Task goal: In the legal news roundup below, what is the Justice Department exploring for the trial of alleged terrorist conspirators?

Text provided:
Friday morning docket: Still dissecting the dustup

While folks are still dissecting the POTUS-SCOTUS incident during the State of the Union address, let’s take a glance at some other Washington legal news:

Bankruptcy boost: A bill that would increase the number of federal bankruptcy judges to handle the recent surge of personal and corporate bankruptcies has advanced in the House. (Lawyers USA)

Beyond Ledbetter: Lawmakers marking the one-year anniversary of the Lilly Ledbetter Fair Pay Act being signed by President Barack Obama said more work needs to be done – and urged passage of another law that would further boost worker protections. (Lawyers USA)

High Court to take on airport privacy? Will the Supreme Court tackle the issue of those controversial full-body scanners at the nation’s airports? (UPI)

Change of venue? The Justice Department, facing mounting pressure from New York politicians, is exploring contingency sites for the trial of alleged terrorist conspirators. (New York Times)

Data shown:
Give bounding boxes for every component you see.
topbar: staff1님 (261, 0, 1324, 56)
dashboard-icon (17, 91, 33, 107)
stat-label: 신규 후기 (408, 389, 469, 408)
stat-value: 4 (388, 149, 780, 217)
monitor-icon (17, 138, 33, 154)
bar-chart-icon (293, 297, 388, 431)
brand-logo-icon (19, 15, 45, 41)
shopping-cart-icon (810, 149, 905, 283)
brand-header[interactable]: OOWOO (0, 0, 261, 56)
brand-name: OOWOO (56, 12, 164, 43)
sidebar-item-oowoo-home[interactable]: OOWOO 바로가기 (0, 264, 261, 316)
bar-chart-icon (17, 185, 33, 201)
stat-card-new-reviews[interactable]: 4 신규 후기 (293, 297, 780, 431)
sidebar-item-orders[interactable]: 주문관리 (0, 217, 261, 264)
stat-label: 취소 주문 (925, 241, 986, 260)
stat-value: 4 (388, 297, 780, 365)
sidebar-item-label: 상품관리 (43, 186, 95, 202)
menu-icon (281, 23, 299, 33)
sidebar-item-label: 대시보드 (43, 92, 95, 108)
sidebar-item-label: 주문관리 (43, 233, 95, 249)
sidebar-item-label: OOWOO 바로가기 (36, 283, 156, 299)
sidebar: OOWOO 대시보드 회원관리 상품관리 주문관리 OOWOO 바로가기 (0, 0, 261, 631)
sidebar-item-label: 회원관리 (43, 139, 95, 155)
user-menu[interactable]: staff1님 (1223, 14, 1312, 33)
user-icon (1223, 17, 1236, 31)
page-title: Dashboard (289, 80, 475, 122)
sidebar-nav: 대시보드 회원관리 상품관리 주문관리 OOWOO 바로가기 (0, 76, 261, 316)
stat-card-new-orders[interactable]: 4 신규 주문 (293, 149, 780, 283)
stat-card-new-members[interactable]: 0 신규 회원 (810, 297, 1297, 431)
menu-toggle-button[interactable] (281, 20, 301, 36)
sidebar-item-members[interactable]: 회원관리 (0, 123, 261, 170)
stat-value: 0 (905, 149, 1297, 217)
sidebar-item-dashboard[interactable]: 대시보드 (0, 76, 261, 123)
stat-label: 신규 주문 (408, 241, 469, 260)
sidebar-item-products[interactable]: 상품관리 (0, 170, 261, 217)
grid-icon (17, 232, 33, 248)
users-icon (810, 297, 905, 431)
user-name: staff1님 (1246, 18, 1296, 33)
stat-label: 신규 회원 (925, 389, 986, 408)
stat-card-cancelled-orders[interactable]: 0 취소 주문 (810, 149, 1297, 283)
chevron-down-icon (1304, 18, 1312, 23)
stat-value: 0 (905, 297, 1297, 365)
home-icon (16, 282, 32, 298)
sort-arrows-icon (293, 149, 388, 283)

==

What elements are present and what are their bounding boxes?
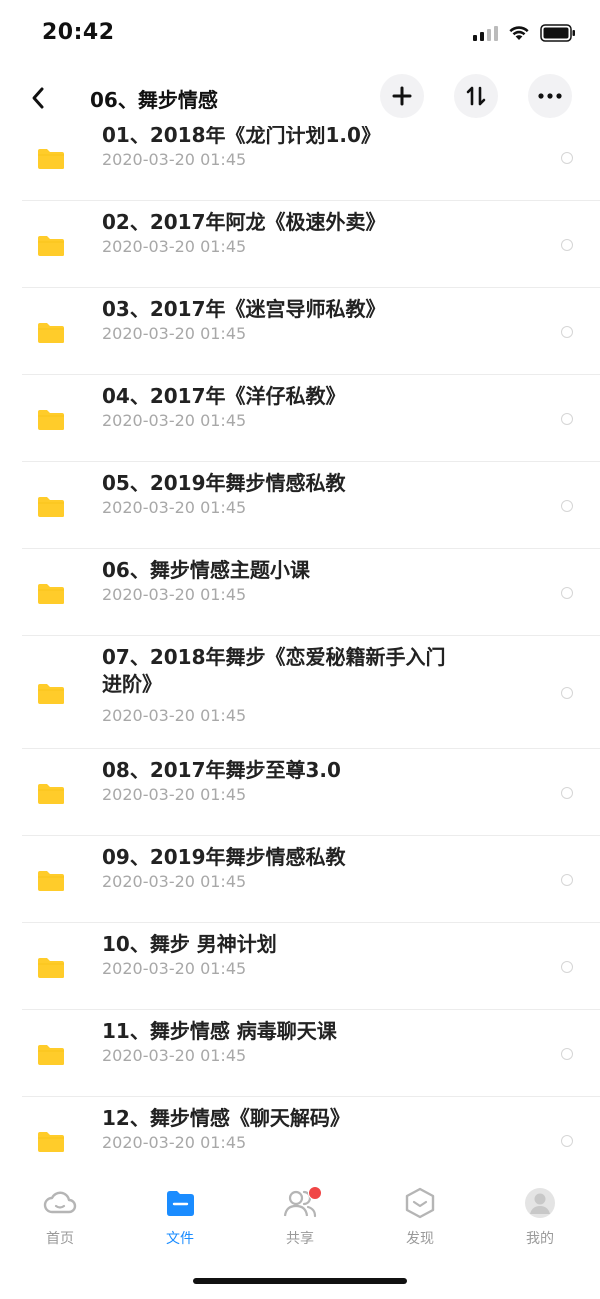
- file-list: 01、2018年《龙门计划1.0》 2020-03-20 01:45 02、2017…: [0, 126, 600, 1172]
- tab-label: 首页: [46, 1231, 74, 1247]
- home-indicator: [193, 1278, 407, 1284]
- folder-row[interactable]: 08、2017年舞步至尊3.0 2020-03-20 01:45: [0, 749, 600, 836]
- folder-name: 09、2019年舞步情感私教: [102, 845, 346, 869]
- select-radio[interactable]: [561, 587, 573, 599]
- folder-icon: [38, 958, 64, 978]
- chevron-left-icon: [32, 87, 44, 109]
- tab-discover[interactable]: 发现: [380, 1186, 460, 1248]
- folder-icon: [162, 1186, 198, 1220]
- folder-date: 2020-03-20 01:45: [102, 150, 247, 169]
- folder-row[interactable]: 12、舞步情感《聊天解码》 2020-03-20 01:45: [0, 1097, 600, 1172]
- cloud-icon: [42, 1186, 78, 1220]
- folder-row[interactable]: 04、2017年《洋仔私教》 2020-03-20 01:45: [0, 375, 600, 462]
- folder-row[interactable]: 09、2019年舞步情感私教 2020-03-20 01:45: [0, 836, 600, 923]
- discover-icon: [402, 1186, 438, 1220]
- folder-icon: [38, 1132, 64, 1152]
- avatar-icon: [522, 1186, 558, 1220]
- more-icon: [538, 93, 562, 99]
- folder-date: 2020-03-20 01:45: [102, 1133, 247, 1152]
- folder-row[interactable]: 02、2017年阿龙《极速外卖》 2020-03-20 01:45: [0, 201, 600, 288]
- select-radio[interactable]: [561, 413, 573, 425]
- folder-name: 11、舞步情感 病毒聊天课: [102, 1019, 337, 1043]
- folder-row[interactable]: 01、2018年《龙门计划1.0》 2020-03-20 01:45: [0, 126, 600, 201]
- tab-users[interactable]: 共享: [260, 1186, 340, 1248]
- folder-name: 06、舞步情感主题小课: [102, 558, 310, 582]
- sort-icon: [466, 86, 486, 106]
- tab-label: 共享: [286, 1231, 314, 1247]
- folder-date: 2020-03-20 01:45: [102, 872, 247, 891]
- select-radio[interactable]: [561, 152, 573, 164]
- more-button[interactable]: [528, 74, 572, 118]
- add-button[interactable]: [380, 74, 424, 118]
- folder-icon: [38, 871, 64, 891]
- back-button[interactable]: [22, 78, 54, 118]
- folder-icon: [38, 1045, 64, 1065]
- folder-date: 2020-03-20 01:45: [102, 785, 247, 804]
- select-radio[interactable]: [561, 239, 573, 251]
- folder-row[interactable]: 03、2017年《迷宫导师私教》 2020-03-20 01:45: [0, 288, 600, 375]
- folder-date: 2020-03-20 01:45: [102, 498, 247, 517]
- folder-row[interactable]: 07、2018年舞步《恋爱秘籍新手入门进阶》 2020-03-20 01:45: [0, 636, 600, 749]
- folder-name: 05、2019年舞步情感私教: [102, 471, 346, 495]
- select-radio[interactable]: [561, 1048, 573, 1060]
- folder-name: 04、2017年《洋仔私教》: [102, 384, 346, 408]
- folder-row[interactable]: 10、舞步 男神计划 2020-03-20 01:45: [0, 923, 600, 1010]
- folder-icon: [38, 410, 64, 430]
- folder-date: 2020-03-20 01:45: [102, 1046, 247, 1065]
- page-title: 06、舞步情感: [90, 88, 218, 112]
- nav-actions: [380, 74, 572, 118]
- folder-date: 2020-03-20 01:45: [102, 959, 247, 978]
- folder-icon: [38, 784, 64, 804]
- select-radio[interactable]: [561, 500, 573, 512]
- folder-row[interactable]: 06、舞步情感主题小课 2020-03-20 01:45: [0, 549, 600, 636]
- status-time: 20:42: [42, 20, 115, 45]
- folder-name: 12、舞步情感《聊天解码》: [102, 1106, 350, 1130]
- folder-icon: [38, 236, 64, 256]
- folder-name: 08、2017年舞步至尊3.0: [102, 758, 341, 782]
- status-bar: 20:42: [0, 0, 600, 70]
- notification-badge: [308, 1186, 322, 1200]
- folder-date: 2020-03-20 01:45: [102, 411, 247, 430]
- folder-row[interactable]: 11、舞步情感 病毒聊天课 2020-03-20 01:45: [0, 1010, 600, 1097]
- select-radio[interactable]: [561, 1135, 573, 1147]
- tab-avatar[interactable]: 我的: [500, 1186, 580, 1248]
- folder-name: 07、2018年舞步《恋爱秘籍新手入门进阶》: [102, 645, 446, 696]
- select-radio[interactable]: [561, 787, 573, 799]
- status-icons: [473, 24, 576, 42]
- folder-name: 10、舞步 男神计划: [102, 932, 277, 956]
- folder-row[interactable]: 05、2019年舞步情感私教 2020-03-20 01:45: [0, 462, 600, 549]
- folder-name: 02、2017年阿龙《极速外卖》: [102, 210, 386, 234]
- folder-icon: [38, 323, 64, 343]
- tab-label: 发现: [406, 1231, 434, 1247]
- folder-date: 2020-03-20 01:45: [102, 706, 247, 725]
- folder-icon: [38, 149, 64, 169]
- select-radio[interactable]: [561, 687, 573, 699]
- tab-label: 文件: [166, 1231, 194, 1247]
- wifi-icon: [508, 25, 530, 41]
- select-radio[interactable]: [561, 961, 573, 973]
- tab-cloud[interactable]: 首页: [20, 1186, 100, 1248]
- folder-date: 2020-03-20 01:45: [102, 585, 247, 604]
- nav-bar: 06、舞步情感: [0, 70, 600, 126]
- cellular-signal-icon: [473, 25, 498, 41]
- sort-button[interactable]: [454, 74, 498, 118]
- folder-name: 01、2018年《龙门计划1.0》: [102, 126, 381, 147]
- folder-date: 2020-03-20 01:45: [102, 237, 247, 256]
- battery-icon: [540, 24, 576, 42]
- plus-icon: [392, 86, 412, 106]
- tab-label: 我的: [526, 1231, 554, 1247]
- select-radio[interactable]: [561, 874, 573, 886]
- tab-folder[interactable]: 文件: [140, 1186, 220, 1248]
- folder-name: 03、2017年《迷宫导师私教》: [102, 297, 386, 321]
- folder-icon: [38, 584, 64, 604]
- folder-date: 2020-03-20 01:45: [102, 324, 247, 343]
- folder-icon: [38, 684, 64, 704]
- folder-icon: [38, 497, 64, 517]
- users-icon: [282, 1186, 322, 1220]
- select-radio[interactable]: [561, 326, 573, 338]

* * *

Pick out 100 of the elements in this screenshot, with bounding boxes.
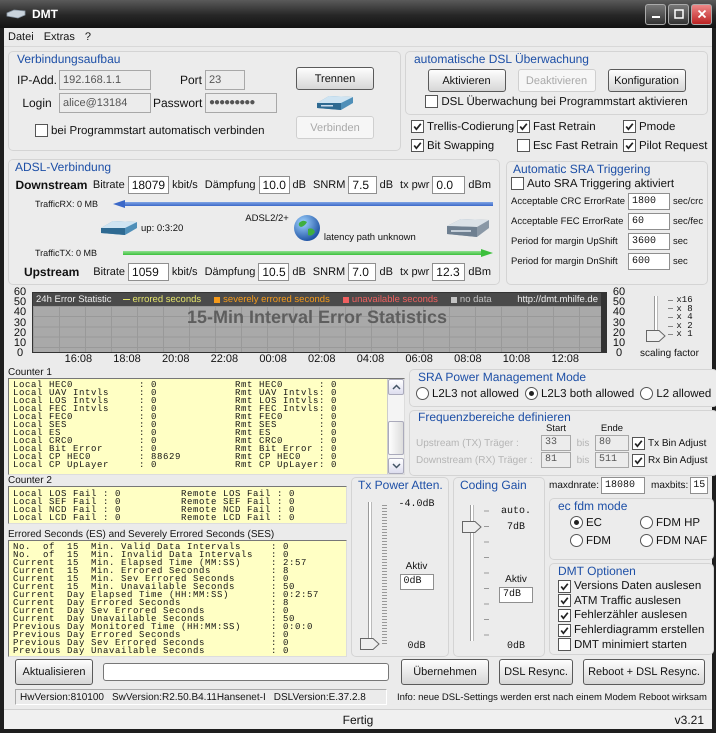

Correct result: Contingency sites for the trial.